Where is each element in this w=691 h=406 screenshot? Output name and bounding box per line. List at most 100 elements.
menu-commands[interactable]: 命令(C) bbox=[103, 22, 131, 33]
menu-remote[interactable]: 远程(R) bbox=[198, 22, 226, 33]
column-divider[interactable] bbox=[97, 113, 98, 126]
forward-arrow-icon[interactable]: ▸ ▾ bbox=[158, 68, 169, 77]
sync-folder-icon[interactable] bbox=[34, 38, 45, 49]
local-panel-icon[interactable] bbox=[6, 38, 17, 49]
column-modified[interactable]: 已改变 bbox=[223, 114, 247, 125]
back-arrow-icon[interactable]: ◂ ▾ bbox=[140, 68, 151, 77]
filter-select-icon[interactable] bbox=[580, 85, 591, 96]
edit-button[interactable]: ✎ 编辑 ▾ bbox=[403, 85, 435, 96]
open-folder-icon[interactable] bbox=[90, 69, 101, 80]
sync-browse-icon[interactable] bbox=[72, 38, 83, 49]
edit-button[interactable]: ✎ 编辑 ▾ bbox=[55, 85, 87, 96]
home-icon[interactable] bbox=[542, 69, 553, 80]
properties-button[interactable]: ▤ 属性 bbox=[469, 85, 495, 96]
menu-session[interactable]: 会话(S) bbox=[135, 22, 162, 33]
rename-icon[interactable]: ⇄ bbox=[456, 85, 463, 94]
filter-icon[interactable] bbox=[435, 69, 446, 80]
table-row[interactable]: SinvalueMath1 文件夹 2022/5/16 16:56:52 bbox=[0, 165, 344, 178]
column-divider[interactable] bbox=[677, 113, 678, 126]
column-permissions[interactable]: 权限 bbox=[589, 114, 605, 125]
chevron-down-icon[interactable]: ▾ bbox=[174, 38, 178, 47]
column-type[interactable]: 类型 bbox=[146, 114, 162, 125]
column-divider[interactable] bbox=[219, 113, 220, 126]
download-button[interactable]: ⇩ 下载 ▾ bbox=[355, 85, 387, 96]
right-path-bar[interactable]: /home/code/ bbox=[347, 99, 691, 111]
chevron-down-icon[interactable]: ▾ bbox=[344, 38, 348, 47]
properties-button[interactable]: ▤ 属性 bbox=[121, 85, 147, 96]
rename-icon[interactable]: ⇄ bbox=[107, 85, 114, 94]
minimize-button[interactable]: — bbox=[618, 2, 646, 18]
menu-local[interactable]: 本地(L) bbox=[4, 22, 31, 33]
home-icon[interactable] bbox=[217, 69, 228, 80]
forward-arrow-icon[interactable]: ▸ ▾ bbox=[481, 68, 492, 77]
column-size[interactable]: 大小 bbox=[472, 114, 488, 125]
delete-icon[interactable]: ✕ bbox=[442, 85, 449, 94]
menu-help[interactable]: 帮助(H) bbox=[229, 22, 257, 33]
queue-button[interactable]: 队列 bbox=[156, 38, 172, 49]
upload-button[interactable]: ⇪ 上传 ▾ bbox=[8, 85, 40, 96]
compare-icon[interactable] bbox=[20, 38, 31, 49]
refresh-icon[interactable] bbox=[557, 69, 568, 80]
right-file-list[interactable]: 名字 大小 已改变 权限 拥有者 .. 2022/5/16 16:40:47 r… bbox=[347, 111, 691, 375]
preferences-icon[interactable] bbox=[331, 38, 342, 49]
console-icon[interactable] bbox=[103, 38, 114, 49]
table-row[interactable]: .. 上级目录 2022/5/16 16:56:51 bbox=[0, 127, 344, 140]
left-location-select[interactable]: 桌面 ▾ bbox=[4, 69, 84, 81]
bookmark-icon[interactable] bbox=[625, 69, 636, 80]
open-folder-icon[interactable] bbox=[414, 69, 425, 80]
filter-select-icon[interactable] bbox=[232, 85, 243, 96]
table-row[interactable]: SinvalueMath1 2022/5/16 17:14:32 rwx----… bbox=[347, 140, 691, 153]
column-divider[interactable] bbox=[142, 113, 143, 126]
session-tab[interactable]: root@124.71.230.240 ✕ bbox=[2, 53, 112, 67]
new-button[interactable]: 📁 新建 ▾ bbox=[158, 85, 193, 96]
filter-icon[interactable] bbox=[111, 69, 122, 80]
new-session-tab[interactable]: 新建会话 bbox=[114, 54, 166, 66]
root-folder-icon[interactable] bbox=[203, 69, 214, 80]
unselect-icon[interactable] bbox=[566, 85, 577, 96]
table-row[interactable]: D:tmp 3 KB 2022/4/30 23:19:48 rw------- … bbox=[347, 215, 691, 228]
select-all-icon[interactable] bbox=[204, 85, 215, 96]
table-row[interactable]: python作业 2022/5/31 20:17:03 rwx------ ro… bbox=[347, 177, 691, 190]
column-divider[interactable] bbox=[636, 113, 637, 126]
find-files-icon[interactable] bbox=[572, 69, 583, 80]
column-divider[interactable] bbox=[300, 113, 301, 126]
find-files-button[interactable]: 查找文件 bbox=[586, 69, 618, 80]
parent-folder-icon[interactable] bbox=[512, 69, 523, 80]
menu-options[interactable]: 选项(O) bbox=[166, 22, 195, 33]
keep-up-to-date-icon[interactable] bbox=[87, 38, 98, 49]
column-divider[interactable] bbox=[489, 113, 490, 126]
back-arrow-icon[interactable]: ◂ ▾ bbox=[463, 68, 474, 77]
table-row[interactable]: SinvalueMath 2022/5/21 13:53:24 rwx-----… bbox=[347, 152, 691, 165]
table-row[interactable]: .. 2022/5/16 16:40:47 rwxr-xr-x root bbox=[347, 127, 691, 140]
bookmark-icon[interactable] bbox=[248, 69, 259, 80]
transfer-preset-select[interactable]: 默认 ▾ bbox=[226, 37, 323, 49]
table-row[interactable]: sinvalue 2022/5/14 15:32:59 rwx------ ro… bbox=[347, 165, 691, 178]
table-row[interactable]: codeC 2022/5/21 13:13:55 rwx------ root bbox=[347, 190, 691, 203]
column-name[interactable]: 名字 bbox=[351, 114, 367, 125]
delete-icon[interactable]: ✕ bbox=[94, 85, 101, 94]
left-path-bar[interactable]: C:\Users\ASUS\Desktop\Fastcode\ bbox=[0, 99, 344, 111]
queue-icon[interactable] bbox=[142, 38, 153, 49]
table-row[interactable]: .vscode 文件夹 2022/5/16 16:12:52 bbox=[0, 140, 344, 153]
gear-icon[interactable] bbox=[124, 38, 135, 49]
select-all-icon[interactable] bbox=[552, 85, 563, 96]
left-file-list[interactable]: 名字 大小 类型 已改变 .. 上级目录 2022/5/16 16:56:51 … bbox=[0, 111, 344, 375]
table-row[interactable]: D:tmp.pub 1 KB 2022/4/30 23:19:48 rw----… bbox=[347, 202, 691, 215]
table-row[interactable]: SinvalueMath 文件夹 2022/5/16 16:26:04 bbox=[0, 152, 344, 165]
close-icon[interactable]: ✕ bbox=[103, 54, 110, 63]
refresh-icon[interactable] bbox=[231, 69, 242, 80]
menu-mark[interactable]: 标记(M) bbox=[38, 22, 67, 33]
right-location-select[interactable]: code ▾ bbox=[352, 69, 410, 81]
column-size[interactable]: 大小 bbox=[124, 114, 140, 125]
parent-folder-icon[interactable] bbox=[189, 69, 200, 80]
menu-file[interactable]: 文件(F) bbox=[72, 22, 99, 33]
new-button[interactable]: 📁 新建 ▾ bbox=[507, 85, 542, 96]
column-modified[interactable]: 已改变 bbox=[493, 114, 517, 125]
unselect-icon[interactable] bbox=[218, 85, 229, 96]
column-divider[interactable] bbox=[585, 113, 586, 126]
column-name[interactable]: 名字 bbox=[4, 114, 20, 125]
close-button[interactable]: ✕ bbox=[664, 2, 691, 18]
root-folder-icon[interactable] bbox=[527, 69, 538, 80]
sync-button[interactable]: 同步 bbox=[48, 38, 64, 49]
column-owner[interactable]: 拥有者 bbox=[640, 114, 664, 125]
——
**Objective:** Which lines of the items above contain the word "properties"? Select each of them and copy it in full.

**Final result:**
properties-button[interactable]: ▤ 属性 bbox=[469, 85, 495, 96]
properties-button[interactable]: ▤ 属性 bbox=[121, 85, 147, 96]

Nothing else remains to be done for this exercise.